**Task to carry out:** Produce an exact copy of the lines from the line that contains "Extract all readable text from this page." to the end of the listing below.

**Stored records:**
::::::::

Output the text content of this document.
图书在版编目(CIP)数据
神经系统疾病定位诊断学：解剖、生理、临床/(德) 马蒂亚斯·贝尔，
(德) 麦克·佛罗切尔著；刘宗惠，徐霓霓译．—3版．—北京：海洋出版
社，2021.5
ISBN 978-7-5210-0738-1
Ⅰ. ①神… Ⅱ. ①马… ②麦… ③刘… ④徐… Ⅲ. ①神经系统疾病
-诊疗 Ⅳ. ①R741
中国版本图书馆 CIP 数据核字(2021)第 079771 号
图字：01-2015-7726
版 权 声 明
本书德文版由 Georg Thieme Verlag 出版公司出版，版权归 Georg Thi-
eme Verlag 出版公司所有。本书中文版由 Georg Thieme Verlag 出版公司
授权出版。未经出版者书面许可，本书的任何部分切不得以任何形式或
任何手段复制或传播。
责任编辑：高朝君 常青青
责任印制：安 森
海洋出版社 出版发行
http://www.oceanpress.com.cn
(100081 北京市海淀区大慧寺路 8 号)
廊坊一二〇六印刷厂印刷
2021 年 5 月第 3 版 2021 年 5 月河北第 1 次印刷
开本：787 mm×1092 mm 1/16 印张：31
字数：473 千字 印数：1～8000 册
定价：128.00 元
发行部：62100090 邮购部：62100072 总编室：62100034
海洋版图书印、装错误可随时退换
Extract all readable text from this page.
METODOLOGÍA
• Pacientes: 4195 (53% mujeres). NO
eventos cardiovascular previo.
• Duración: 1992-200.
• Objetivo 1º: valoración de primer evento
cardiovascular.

::::::::

**Solution to this exercise:**
Extract all readable text from this page.
METODOLOGÍA
• Pacientes: 4195 (53% mujeres). NO
eventos cardiovascular previo.
• Duración: 1992-200.
• Objetivo 1º: valoración de primer evento
cardiovascular.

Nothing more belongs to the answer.